What this task involves: Your task is to print the material below exactly as presented.

-- START Data supplied --

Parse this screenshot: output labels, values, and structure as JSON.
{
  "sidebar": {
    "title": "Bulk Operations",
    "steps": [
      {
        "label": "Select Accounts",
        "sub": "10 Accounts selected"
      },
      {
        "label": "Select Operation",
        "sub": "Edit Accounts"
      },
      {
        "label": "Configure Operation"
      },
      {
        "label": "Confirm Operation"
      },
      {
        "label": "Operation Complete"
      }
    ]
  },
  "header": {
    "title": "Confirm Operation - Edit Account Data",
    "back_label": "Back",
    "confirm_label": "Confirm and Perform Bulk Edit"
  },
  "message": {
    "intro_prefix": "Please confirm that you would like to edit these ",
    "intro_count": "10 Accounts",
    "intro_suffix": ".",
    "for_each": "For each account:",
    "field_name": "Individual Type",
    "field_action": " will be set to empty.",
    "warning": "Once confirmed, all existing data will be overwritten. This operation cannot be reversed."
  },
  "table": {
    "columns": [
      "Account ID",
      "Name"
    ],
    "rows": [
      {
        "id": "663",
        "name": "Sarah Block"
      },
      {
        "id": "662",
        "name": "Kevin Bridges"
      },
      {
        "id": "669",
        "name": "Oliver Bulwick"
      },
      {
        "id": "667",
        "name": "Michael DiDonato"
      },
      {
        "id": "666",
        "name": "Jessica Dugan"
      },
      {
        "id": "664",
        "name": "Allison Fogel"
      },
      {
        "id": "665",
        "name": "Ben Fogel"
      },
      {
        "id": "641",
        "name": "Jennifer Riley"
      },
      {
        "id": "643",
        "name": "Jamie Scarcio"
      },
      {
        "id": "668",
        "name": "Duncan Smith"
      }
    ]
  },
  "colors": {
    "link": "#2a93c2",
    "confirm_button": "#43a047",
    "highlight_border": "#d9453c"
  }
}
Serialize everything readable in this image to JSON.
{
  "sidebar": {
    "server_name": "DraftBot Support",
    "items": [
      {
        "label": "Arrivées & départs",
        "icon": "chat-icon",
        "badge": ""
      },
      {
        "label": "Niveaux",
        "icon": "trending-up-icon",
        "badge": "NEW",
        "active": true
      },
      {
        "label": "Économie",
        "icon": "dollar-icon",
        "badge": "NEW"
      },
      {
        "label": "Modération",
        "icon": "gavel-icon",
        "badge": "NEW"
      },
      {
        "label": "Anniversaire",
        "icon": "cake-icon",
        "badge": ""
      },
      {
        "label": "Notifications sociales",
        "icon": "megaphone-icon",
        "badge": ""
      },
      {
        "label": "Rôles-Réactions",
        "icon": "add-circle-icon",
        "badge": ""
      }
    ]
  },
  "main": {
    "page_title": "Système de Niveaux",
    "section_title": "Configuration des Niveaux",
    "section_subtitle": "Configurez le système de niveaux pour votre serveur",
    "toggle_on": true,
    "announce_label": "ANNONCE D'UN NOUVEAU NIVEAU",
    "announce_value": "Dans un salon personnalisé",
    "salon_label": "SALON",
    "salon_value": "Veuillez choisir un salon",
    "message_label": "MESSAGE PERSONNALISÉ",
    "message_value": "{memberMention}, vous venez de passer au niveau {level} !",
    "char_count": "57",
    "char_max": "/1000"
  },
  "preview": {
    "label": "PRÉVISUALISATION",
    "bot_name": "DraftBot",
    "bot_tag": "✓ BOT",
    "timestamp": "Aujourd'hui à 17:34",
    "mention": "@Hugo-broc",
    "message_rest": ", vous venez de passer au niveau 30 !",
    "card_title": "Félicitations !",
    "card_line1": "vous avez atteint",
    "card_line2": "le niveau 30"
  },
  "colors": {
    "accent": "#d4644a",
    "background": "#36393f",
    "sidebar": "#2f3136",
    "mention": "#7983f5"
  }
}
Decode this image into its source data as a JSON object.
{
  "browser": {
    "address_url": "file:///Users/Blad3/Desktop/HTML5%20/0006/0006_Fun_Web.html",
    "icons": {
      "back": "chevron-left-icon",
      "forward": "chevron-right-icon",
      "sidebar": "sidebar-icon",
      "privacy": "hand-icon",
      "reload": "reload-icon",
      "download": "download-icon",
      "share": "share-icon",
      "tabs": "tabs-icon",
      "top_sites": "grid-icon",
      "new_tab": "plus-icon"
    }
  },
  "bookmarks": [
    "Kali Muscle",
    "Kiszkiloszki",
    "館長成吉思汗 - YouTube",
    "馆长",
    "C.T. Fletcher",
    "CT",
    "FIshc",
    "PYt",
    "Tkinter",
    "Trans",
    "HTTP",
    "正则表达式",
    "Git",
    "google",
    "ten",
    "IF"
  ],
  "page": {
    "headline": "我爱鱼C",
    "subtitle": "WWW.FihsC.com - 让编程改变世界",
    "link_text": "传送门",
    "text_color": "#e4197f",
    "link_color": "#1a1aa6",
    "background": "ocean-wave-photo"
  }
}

-- END Data supplied --

Exercise output:
Parse this screenshot: output labels, values, and structure as JSON.
{
  "sidebar": {
    "title": "Bulk Operations",
    "steps": [
      {
        "label": "Select Accounts",
        "sub": "10 Accounts selected"
      },
      {
        "label": "Select Operation",
        "sub": "Edit Accounts"
      },
      {
        "label": "Configure Operation"
      },
      {
        "label": "Confirm Operation"
      },
      {
        "label": "Operation Complete"
      }
    ]
  },
  "header": {
    "title": "Confirm Operation - Edit Account Data",
    "back_label": "Back",
    "confirm_label": "Confirm and Perform Bulk Edit"
  },
  "message": {
    "intro_prefix": "Please confirm that you would like to edit these ",
    "intro_count": "10 Accounts",
    "intro_suffix": ".",
    "for_each": "For each account:",
    "field_name": "Individual Type",
    "field_action": " will be set to empty.",
    "warning": "Once confirmed, all existing data will be overwritten. This operation cannot be reversed."
  },
  "table": {
    "columns": [
      "Account ID",
      "Name"
    ],
    "rows": [
      {
        "id": "663",
        "name": "Sarah Block"
      },
      {
        "id": "662",
        "name": "Kevin Bridges"
      },
      {
        "id": "669",
        "name": "Oliver Bulwick"
      },
      {
        "id": "667",
        "name": "Michael DiDonato"
      },
      {
        "id": "666",
        "name": "Jessica Dugan"
      },
      {
        "id": "664",
        "name": "Allison Fogel"
      },
      {
        "id": "665",
        "name": "Ben Fogel"
      },
      {
        "id": "641",
        "name": "Jennifer Riley"
      },
      {
        "id": "643",
        "name": "Jamie Scarcio"
      },
      {
        "id": "668",
        "name": "Duncan Smith"
      }
    ]
  },
  "colors": {
    "link": "#2a93c2",
    "confirm_button": "#43a047",
    "highlight_border": "#d9453c"
  }
}
Serialize everything readable in this image to JSON.
{
  "sidebar": {
    "server_name": "DraftBot Support",
    "items": [
      {
        "label": "Arrivées & départs",
        "icon": "chat-icon",
        "badge": ""
      },
      {
        "label": "Niveaux",
        "icon": "trending-up-icon",
        "badge": "NEW",
        "active": true
      },
      {
        "label": "Économie",
        "icon": "dollar-icon",
        "badge": "NEW"
      },
      {
        "label": "Modération",
        "icon": "gavel-icon",
        "badge": "NEW"
      },
      {
        "label": "Anniversaire",
        "icon": "cake-icon",
        "badge": ""
      },
      {
        "label": "Notifications sociales",
        "icon": "megaphone-icon",
        "badge": ""
      },
      {
        "label": "Rôles-Réactions",
        "icon": "add-circle-icon",
        "badge": ""
      }
    ]
  },
  "main": {
    "page_title": "Système de Niveaux",
    "section_title": "Configuration des Niveaux",
    "section_subtitle": "Configurez le système de niveaux pour votre serveur",
    "toggle_on": true,
    "announce_label": "ANNONCE D'UN NOUVEAU NIVEAU",
    "announce_value": "Dans un salon personnalisé",
    "salon_label": "SALON",
    "salon_value": "Veuillez choisir un salon",
    "message_label": "MESSAGE PERSONNALISÉ",
    "message_value": "{memberMention}, vous venez de passer au niveau {level} !",
    "char_count": "57",
    "char_max": "/1000"
  },
  "preview": {
    "label": "PRÉVISUALISATION",
    "bot_name": "DraftBot",
    "bot_tag": "✓ BOT",
    "timestamp": "Aujourd'hui à 17:34",
    "mention": "@Hugo-broc",
    "message_rest": ", vous venez de passer au niveau 30 !",
    "card_title": "Félicitations !",
    "card_line1": "vous avez atteint",
    "card_line2": "le niveau 30"
  },
  "colors": {
    "accent": "#d4644a",
    "background": "#36393f",
    "sidebar": "#2f3136",
    "mention": "#7983f5"
  }
}
Decode this image into its source data as a JSON object.
{
  "browser": {
    "address_url": "file:///Users/Blad3/Desktop/HTML5%20/0006/0006_Fun_Web.html",
    "icons": {
      "back": "chevron-left-icon",
      "forward": "chevron-right-icon",
      "sidebar": "sidebar-icon",
      "privacy": "hand-icon",
      "reload": "reload-icon",
      "download": "download-icon",
      "share": "share-icon",
      "tabs": "tabs-icon",
      "top_sites": "grid-icon",
      "new_tab": "plus-icon"
    }
  },
  "bookmarks": [
    "Kali Muscle",
    "Kiszkiloszki",
    "館長成吉思汗 - YouTube",
    "馆长",
    "C.T. Fletcher",
    "CT",
    "FIshc",
    "PYt",
    "Tkinter",
    "Trans",
    "HTTP",
    "正则表达式",
    "Git",
    "google",
    "ten",
    "IF"
  ],
  "page": {
    "headline": "我爱鱼C",
    "subtitle": "WWW.FihsC.com - 让编程改变世界",
    "link_text": "传送门",
    "text_color": "#e4197f",
    "link_color": "#1a1aa6",
    "background": "ocean-wave-photo"
  }
}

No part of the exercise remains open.